**YOUR GOAL**
Set down each record below precisely, skipping the pictures.
───── SUPPLIED INFORMATION
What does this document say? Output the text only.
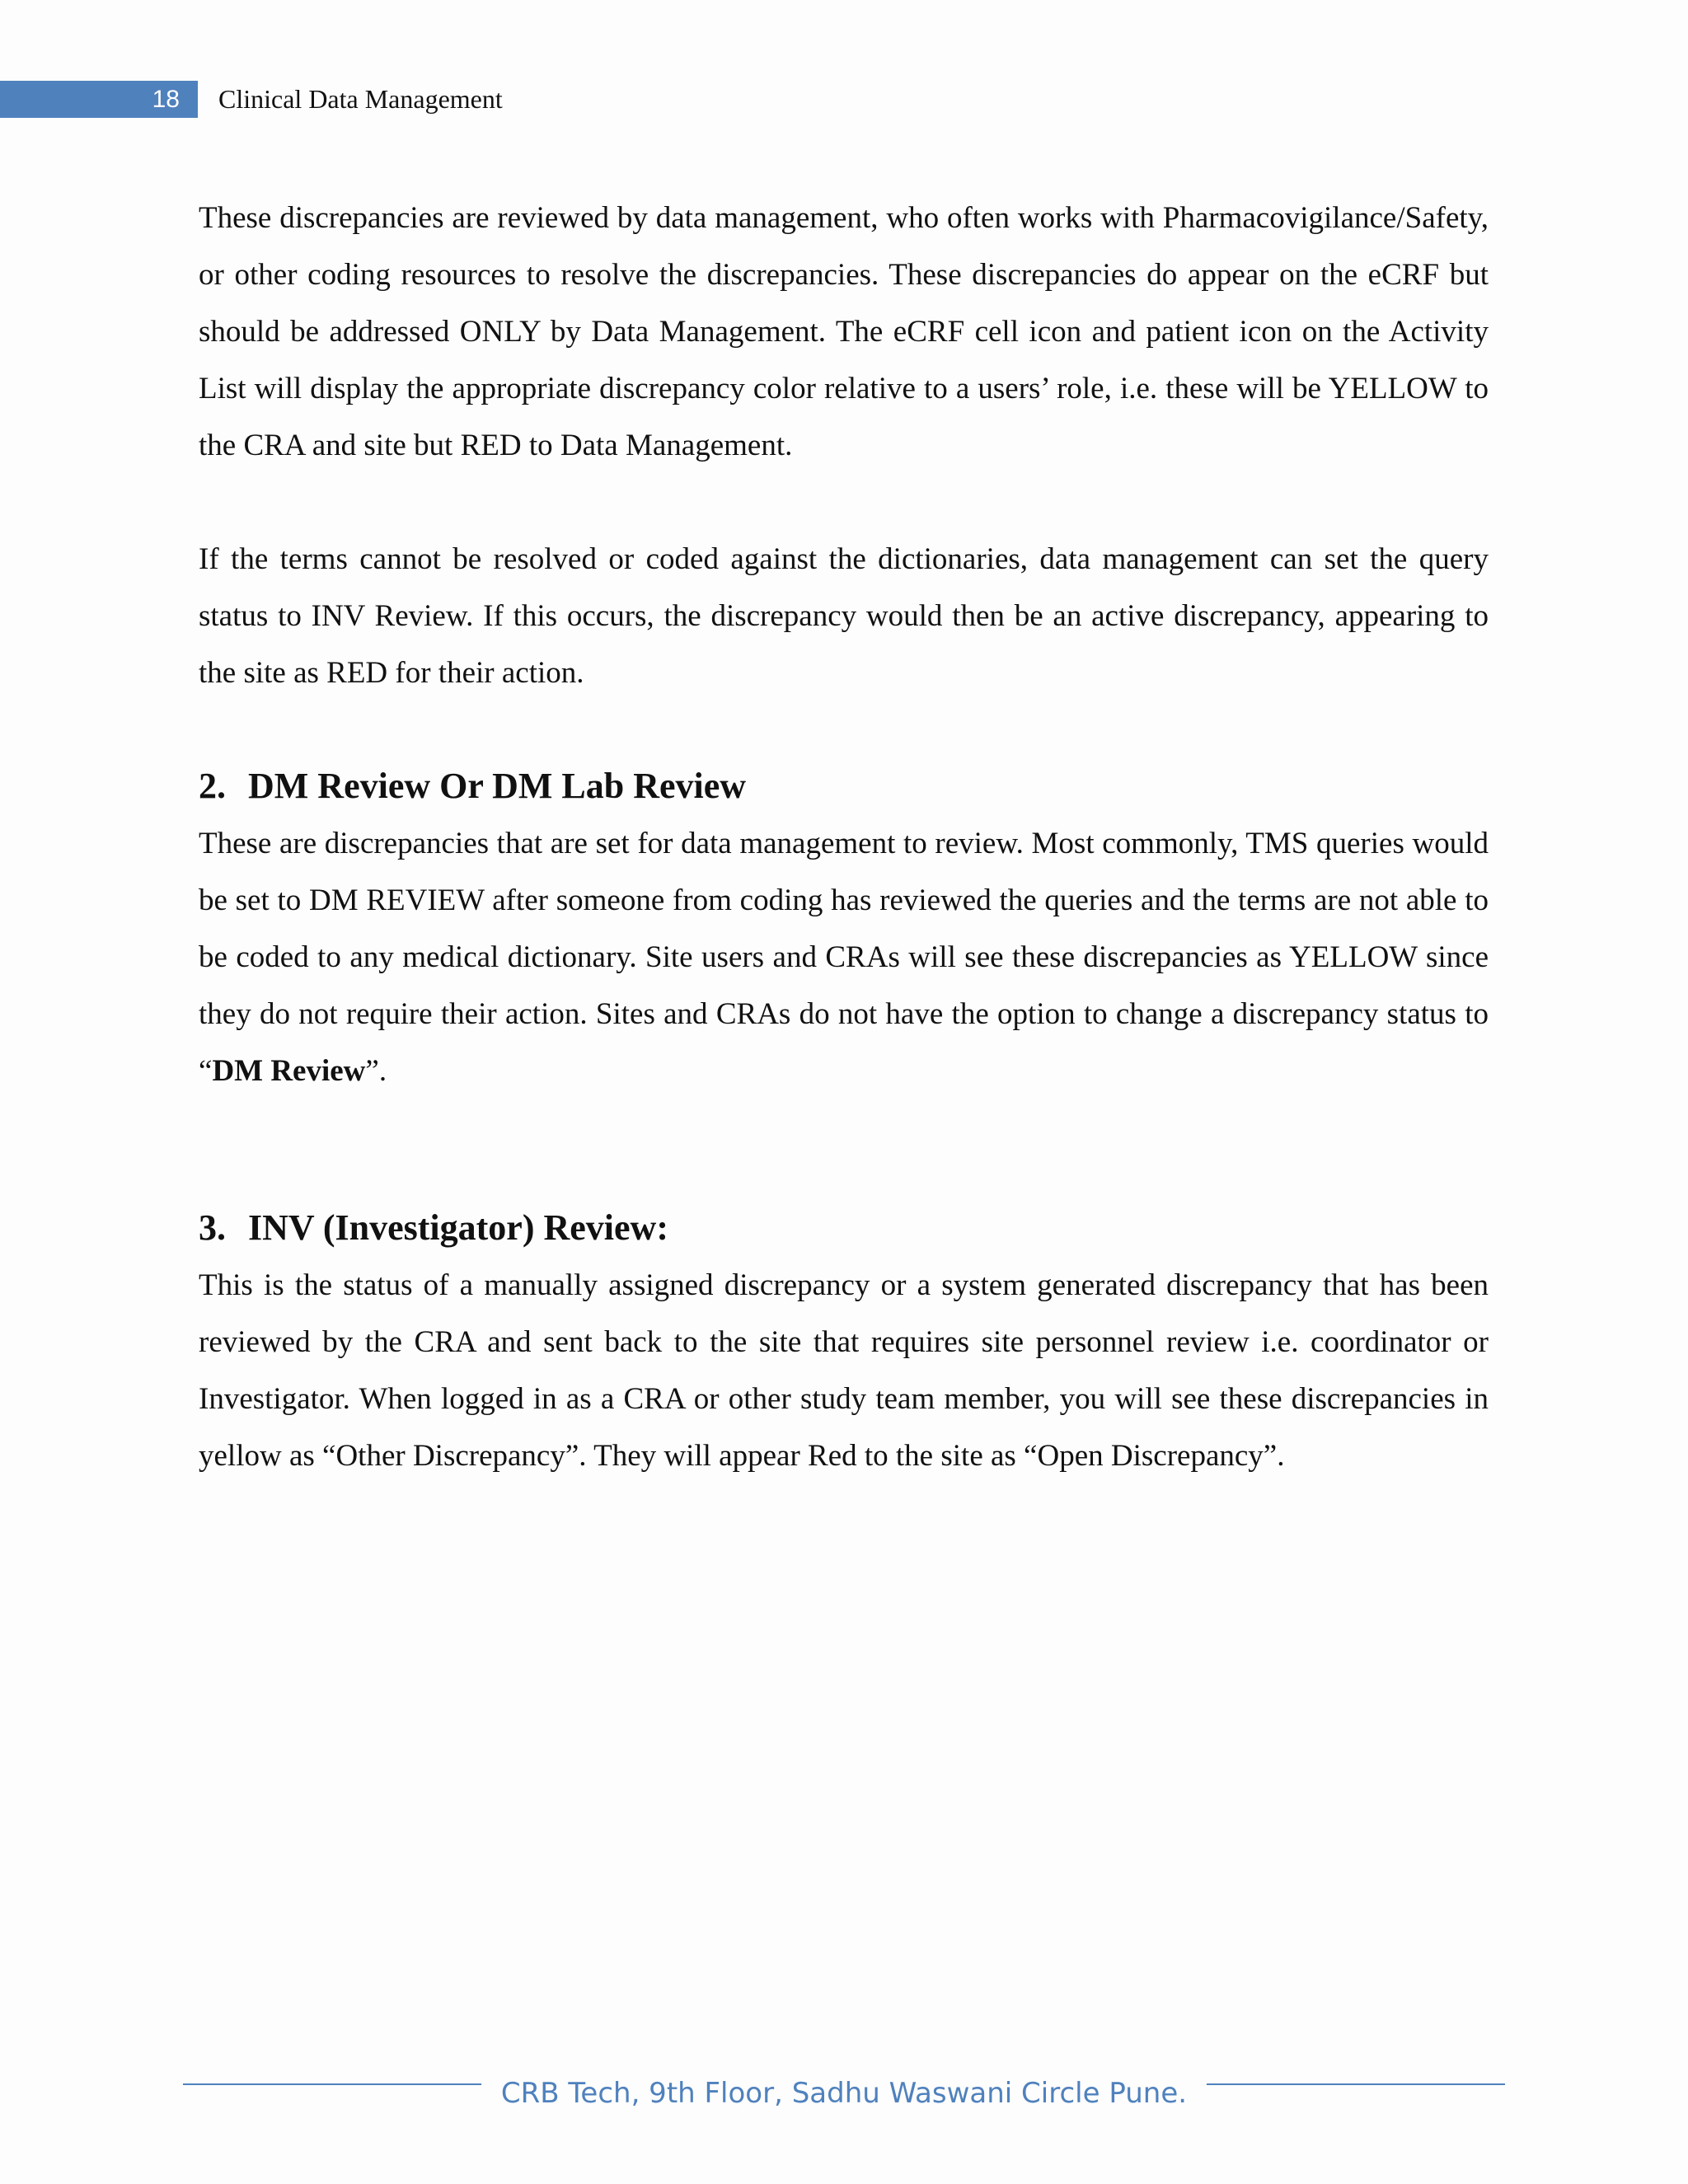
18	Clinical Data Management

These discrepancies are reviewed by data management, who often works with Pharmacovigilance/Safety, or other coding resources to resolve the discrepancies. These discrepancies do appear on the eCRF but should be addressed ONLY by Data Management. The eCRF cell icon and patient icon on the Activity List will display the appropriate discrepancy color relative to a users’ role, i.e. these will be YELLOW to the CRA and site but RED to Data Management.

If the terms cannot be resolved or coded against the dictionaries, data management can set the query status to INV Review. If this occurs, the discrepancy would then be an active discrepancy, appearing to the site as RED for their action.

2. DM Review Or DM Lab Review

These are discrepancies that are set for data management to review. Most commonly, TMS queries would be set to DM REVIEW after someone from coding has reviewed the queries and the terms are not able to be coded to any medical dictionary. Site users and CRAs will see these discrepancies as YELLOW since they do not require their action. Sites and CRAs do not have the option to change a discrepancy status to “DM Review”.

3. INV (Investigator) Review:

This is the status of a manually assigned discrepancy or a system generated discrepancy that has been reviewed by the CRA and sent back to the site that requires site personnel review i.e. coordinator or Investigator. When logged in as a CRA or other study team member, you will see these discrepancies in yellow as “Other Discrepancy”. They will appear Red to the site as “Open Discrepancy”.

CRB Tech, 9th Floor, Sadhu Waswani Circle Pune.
──────────
**CORRECT OUTPUT**
What does this document say? Output the text only.
18	Clinical Data Management

These discrepancies are reviewed by data management, who often works with Pharmacovigilance/Safety, or other coding resources to resolve the discrepancies. These discrepancies do appear on the eCRF but should be addressed ONLY by Data Management. The eCRF cell icon and patient icon on the Activity List will display the appropriate discrepancy color relative to a users’ role, i.e. these will be YELLOW to the CRA and site but RED to Data Management.

If the terms cannot be resolved or coded against the dictionaries, data management can set the query status to INV Review. If this occurs, the discrepancy would then be an active discrepancy, appearing to the site as RED for their action.

2. DM Review Or DM Lab Review

These are discrepancies that are set for data management to review. Most commonly, TMS queries would be set to DM REVIEW after someone from coding has reviewed the queries and the terms are not able to be coded to any medical dictionary. Site users and CRAs will see these discrepancies as YELLOW since they do not require their action. Sites and CRAs do not have the option to change a discrepancy status to “DM Review”.

3. INV (Investigator) Review:

This is the status of a manually assigned discrepancy or a system generated discrepancy that has been reviewed by the CRA and sent back to the site that requires site personnel review i.e. coordinator or Investigator. When logged in as a CRA or other study team member, you will see these discrepancies in yellow as “Other Discrepancy”. They will appear Red to the site as “Open Discrepancy”.

CRB Tech, 9th Floor, Sadhu Waswani Circle Pune.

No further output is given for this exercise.